| Problem to work on |
Copy the listing below in full and skip every picture.

○ ○ ○

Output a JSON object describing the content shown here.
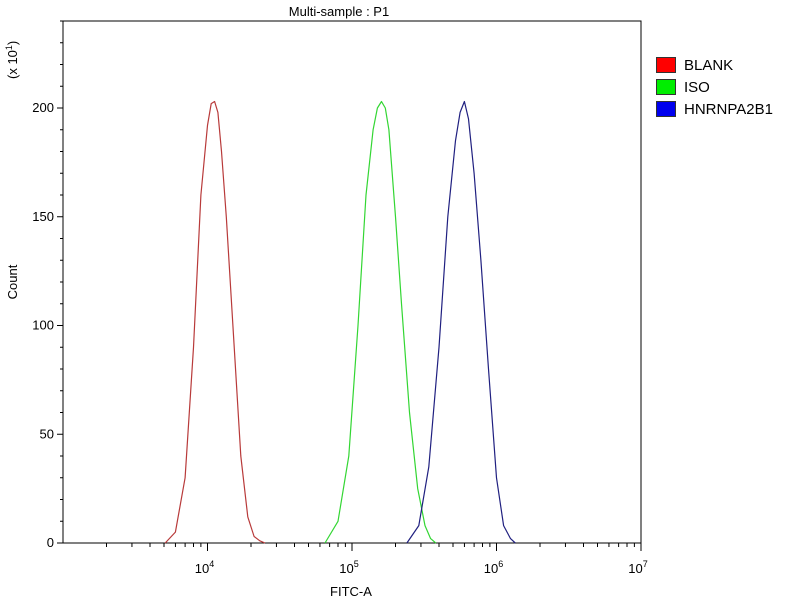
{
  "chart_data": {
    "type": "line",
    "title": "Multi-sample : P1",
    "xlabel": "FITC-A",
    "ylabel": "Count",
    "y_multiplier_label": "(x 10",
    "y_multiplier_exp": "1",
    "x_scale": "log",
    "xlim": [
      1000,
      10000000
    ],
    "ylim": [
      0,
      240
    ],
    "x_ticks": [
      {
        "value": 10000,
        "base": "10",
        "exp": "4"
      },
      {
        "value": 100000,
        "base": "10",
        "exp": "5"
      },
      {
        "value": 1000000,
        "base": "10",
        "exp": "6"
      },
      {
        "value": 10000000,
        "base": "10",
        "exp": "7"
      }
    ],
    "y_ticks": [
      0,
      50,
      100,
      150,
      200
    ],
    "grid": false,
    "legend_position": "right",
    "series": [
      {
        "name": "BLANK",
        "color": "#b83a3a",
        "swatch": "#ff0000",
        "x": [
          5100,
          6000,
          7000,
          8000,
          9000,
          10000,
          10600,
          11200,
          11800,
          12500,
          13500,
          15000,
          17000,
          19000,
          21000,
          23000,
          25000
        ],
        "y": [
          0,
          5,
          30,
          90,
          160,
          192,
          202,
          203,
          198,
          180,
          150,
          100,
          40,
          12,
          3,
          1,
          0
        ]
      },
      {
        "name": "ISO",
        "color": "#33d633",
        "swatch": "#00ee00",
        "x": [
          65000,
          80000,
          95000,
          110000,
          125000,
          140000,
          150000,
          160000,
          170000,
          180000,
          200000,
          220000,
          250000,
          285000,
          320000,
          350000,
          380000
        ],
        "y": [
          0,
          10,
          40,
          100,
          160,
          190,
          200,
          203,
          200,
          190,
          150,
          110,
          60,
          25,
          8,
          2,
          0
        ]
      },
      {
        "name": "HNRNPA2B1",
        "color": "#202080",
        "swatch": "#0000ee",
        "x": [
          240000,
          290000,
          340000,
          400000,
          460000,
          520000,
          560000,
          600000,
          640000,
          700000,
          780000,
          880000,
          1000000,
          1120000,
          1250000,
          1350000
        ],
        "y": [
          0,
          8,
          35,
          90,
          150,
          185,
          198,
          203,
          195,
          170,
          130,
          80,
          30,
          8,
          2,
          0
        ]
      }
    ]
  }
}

○ ○ ○

| Result of the exercise |
Output a JSON object describing the content shown here.
{
  "chart_data": {
    "type": "line",
    "title": "Multi-sample : P1",
    "xlabel": "FITC-A",
    "ylabel": "Count",
    "y_multiplier_label": "(x 10",
    "y_multiplier_exp": "1",
    "x_scale": "log",
    "xlim": [
      1000,
      10000000
    ],
    "ylim": [
      0,
      240
    ],
    "x_ticks": [
      {
        "value": 10000,
        "base": "10",
        "exp": "4"
      },
      {
        "value": 100000,
        "base": "10",
        "exp": "5"
      },
      {
        "value": 1000000,
        "base": "10",
        "exp": "6"
      },
      {
        "value": 10000000,
        "base": "10",
        "exp": "7"
      }
    ],
    "y_ticks": [
      0,
      50,
      100,
      150,
      200
    ],
    "grid": false,
    "legend_position": "right",
    "series": [
      {
        "name": "BLANK",
        "color": "#b83a3a",
        "swatch": "#ff0000",
        "x": [
          5100,
          6000,
          7000,
          8000,
          9000,
          10000,
          10600,
          11200,
          11800,
          12500,
          13500,
          15000,
          17000,
          19000,
          21000,
          23000,
          25000
        ],
        "y": [
          0,
          5,
          30,
          90,
          160,
          192,
          202,
          203,
          198,
          180,
          150,
          100,
          40,
          12,
          3,
          1,
          0
        ]
      },
      {
        "name": "ISO",
        "color": "#33d633",
        "swatch": "#00ee00",
        "x": [
          65000,
          80000,
          95000,
          110000,
          125000,
          140000,
          150000,
          160000,
          170000,
          180000,
          200000,
          220000,
          250000,
          285000,
          320000,
          350000,
          380000
        ],
        "y": [
          0,
          10,
          40,
          100,
          160,
          190,
          200,
          203,
          200,
          190,
          150,
          110,
          60,
          25,
          8,
          2,
          0
        ]
      },
      {
        "name": "HNRNPA2B1",
        "color": "#202080",
        "swatch": "#0000ee",
        "x": [
          240000,
          290000,
          340000,
          400000,
          460000,
          520000,
          560000,
          600000,
          640000,
          700000,
          780000,
          880000,
          1000000,
          1120000,
          1250000,
          1350000
        ],
        "y": [
          0,
          8,
          35,
          90,
          150,
          185,
          198,
          203,
          195,
          170,
          130,
          80,
          30,
          8,
          2,
          0
        ]
      }
    ]
  }
}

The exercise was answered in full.